* [Instructions for the task]
Restate all of the data exactly.

:: Input material ::

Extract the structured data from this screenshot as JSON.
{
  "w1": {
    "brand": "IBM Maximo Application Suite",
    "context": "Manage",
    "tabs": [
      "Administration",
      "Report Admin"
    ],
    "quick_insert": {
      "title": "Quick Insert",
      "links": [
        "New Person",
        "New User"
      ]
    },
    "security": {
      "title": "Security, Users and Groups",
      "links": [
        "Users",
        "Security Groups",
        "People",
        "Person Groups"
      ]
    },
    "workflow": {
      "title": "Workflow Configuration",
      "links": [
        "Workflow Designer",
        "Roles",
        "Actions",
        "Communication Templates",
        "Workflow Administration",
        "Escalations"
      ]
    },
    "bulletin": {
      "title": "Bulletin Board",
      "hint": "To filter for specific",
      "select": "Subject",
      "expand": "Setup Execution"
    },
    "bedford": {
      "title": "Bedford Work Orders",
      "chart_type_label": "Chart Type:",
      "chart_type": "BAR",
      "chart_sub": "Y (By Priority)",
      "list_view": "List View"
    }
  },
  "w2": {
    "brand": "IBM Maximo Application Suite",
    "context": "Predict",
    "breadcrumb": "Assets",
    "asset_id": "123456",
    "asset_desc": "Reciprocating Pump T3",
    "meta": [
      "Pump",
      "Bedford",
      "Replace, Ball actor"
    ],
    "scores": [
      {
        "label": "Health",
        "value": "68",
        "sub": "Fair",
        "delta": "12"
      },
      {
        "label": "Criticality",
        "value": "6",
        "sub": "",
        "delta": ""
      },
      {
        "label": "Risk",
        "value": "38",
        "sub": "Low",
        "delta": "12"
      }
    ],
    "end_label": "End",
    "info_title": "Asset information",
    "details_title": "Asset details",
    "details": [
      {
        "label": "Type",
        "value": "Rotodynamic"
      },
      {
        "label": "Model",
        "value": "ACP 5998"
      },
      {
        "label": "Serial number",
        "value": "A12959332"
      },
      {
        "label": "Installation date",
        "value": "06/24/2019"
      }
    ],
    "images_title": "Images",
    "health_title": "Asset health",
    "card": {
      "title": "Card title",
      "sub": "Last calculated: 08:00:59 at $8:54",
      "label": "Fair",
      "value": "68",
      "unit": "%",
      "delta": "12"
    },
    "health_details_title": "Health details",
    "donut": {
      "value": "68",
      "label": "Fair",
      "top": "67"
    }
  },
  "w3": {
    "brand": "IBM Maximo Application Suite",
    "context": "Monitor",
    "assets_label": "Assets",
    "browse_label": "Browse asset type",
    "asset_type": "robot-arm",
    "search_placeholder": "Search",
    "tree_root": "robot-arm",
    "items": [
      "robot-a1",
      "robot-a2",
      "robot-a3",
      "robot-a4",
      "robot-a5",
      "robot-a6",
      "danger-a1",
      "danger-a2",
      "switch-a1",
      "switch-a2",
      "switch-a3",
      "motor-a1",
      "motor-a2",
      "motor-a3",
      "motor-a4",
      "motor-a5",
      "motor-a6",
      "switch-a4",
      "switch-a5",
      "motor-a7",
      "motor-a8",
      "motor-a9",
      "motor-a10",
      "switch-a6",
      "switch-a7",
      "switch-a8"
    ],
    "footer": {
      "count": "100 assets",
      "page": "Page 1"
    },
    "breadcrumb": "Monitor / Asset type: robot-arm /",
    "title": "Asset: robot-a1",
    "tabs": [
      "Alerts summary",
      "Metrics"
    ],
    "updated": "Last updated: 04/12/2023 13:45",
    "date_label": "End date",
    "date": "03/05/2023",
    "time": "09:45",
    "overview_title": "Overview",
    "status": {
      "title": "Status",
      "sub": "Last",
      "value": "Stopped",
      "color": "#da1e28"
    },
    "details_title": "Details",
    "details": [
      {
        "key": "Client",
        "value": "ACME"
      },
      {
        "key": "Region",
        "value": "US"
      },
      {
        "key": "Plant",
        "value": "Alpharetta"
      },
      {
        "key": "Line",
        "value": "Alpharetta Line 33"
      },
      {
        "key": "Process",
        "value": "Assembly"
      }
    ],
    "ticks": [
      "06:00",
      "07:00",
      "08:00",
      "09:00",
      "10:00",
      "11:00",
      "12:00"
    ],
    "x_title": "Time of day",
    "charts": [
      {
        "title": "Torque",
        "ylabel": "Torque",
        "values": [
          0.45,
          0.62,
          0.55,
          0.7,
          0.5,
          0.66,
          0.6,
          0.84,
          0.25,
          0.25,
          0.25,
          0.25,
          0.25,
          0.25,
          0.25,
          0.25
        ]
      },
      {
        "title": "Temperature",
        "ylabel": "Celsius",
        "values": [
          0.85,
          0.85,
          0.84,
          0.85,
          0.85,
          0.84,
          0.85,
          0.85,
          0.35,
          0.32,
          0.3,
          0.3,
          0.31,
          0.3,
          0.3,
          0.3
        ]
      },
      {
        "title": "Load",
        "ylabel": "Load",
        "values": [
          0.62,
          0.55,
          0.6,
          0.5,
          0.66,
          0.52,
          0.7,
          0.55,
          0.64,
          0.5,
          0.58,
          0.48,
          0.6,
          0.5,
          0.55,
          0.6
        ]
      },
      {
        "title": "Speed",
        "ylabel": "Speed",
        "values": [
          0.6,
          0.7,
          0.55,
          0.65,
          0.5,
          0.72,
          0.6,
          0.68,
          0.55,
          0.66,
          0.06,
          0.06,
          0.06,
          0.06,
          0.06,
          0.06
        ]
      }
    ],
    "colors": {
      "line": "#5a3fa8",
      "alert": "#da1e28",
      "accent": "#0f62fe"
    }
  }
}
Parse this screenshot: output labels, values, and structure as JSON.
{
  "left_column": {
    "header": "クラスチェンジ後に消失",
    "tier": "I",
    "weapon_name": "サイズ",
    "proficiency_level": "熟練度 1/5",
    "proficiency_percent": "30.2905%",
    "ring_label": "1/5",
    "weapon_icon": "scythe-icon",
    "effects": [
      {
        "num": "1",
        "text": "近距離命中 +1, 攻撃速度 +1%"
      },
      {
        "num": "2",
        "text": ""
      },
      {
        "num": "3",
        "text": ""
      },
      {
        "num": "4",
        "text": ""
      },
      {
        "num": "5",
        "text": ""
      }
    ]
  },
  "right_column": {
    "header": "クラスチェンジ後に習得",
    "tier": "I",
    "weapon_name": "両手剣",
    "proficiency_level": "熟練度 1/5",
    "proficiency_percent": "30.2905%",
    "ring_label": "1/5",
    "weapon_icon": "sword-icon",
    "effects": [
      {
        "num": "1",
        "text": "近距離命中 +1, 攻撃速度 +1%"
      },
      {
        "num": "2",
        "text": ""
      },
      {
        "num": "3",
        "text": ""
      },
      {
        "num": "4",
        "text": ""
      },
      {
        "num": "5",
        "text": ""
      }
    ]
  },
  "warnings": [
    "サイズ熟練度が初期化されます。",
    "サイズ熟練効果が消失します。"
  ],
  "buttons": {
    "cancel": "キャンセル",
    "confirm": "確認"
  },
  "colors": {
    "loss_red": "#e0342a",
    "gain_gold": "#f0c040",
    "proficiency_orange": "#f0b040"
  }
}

:::

* [Written answer]
Extract the structured data from this screenshot as JSON.
{
  "w1": {
    "brand": "IBM Maximo Application Suite",
    "context": "Manage",
    "tabs": [
      "Administration",
      "Report Admin"
    ],
    "quick_insert": {
      "title": "Quick Insert",
      "links": [
        "New Person",
        "New User"
      ]
    },
    "security": {
      "title": "Security, Users and Groups",
      "links": [
        "Users",
        "Security Groups",
        "People",
        "Person Groups"
      ]
    },
    "workflow": {
      "title": "Workflow Configuration",
      "links": [
        "Workflow Designer",
        "Roles",
        "Actions",
        "Communication Templates",
        "Workflow Administration",
        "Escalations"
      ]
    },
    "bulletin": {
      "title": "Bulletin Board",
      "hint": "To filter for specific",
      "select": "Subject",
      "expand": "Setup Execution"
    },
    "bedford": {
      "title": "Bedford Work Orders",
      "chart_type_label": "Chart Type:",
      "chart_type": "BAR",
      "chart_sub": "Y (By Priority)",
      "list_view": "List View"
    }
  },
  "w2": {
    "brand": "IBM Maximo Application Suite",
    "context": "Predict",
    "breadcrumb": "Assets",
    "asset_id": "123456",
    "asset_desc": "Reciprocating Pump T3",
    "meta": [
      "Pump",
      "Bedford",
      "Replace, Ball actor"
    ],
    "scores": [
      {
        "label": "Health",
        "value": "68",
        "sub": "Fair",
        "delta": "12"
      },
      {
        "label": "Criticality",
        "value": "6",
        "sub": "",
        "delta": ""
      },
      {
        "label": "Risk",
        "value": "38",
        "sub": "Low",
        "delta": "12"
      }
    ],
    "end_label": "End",
    "info_title": "Asset information",
    "details_title": "Asset details",
    "details": [
      {
        "label": "Type",
        "value": "Rotodynamic"
      },
      {
        "label": "Model",
        "value": "ACP 5998"
      },
      {
        "label": "Serial number",
        "value": "A12959332"
      },
      {
        "label": "Installation date",
        "value": "06/24/2019"
      }
    ],
    "images_title": "Images",
    "health_title": "Asset health",
    "card": {
      "title": "Card title",
      "sub": "Last calculated: 08:00:59 at $8:54",
      "label": "Fair",
      "value": "68",
      "unit": "%",
      "delta": "12"
    },
    "health_details_title": "Health details",
    "donut": {
      "value": "68",
      "label": "Fair",
      "top": "67"
    }
  },
  "w3": {
    "brand": "IBM Maximo Application Suite",
    "context": "Monitor",
    "assets_label": "Assets",
    "browse_label": "Browse asset type",
    "asset_type": "robot-arm",
    "search_placeholder": "Search",
    "tree_root": "robot-arm",
    "items": [
      "robot-a1",
      "robot-a2",
      "robot-a3",
      "robot-a4",
      "robot-a5",
      "robot-a6",
      "danger-a1",
      "danger-a2",
      "switch-a1",
      "switch-a2",
      "switch-a3",
      "motor-a1",
      "motor-a2",
      "motor-a3",
      "motor-a4",
      "motor-a5",
      "motor-a6",
      "switch-a4",
      "switch-a5",
      "motor-a7",
      "motor-a8",
      "motor-a9",
      "motor-a10",
      "switch-a6",
      "switch-a7",
      "switch-a8"
    ],
    "footer": {
      "count": "100 assets",
      "page": "Page 1"
    },
    "breadcrumb": "Monitor / Asset type: robot-arm /",
    "title": "Asset: robot-a1",
    "tabs": [
      "Alerts summary",
      "Metrics"
    ],
    "updated": "Last updated: 04/12/2023 13:45",
    "date_label": "End date",
    "date": "03/05/2023",
    "time": "09:45",
    "overview_title": "Overview",
    "status": {
      "title": "Status",
      "sub": "Last",
      "value": "Stopped",
      "color": "#da1e28"
    },
    "details_title": "Details",
    "details": [
      {
        "key": "Client",
        "value": "ACME"
      },
      {
        "key": "Region",
        "value": "US"
      },
      {
        "key": "Plant",
        "value": "Alpharetta"
      },
      {
        "key": "Line",
        "value": "Alpharetta Line 33"
      },
      {
        "key": "Process",
        "value": "Assembly"
      }
    ],
    "ticks": [
      "06:00",
      "07:00",
      "08:00",
      "09:00",
      "10:00",
      "11:00",
      "12:00"
    ],
    "x_title": "Time of day",
    "charts": [
      {
        "title": "Torque",
        "ylabel": "Torque",
        "values": [
          0.45,
          0.62,
          0.55,
          0.7,
          0.5,
          0.66,
          0.6,
          0.84,
          0.25,
          0.25,
          0.25,
          0.25,
          0.25,
          0.25,
          0.25,
          0.25
        ]
      },
      {
        "title": "Temperature",
        "ylabel": "Celsius",
        "values": [
          0.85,
          0.85,
          0.84,
          0.85,
          0.85,
          0.84,
          0.85,
          0.85,
          0.35,
          0.32,
          0.3,
          0.3,
          0.31,
          0.3,
          0.3,
          0.3
        ]
      },
      {
        "title": "Load",
        "ylabel": "Load",
        "values": [
          0.62,
          0.55,
          0.6,
          0.5,
          0.66,
          0.52,
          0.7,
          0.55,
          0.64,
          0.5,
          0.58,
          0.48,
          0.6,
          0.5,
          0.55,
          0.6
        ]
      },
      {
        "title": "Speed",
        "ylabel": "Speed",
        "values": [
          0.6,
          0.7,
          0.55,
          0.65,
          0.5,
          0.72,
          0.6,
          0.68,
          0.55,
          0.66,
          0.06,
          0.06,
          0.06,
          0.06,
          0.06,
          0.06
        ]
      }
    ],
    "colors": {
      "line": "#5a3fa8",
      "alert": "#da1e28",
      "accent": "#0f62fe"
    }
  }
}
Parse this screenshot: output labels, values, and structure as JSON.
{
  "left_column": {
    "header": "クラスチェンジ後に消失",
    "tier": "I",
    "weapon_name": "サイズ",
    "proficiency_level": "熟練度 1/5",
    "proficiency_percent": "30.2905%",
    "ring_label": "1/5",
    "weapon_icon": "scythe-icon",
    "effects": [
      {
        "num": "1",
        "text": "近距離命中 +1, 攻撃速度 +1%"
      },
      {
        "num": "2",
        "text": ""
      },
      {
        "num": "3",
        "text": ""
      },
      {
        "num": "4",
        "text": ""
      },
      {
        "num": "5",
        "text": ""
      }
    ]
  },
  "right_column": {
    "header": "クラスチェンジ後に習得",
    "tier": "I",
    "weapon_name": "両手剣",
    "proficiency_level": "熟練度 1/5",
    "proficiency_percent": "30.2905%",
    "ring_label": "1/5",
    "weapon_icon": "sword-icon",
    "effects": [
      {
        "num": "1",
        "text": "近距離命中 +1, 攻撃速度 +1%"
      },
      {
        "num": "2",
        "text": ""
      },
      {
        "num": "3",
        "text": ""
      },
      {
        "num": "4",
        "text": ""
      },
      {
        "num": "5",
        "text": ""
      }
    ]
  },
  "warnings": [
    "サイズ熟練度が初期化されます。",
    "サイズ熟練効果が消失します。"
  ],
  "buttons": {
    "cancel": "キャンセル",
    "confirm": "確認"
  },
  "colors": {
    "loss_red": "#e0342a",
    "gain_gold": "#f0c040",
    "proficiency_orange": "#f0b040"
  }
}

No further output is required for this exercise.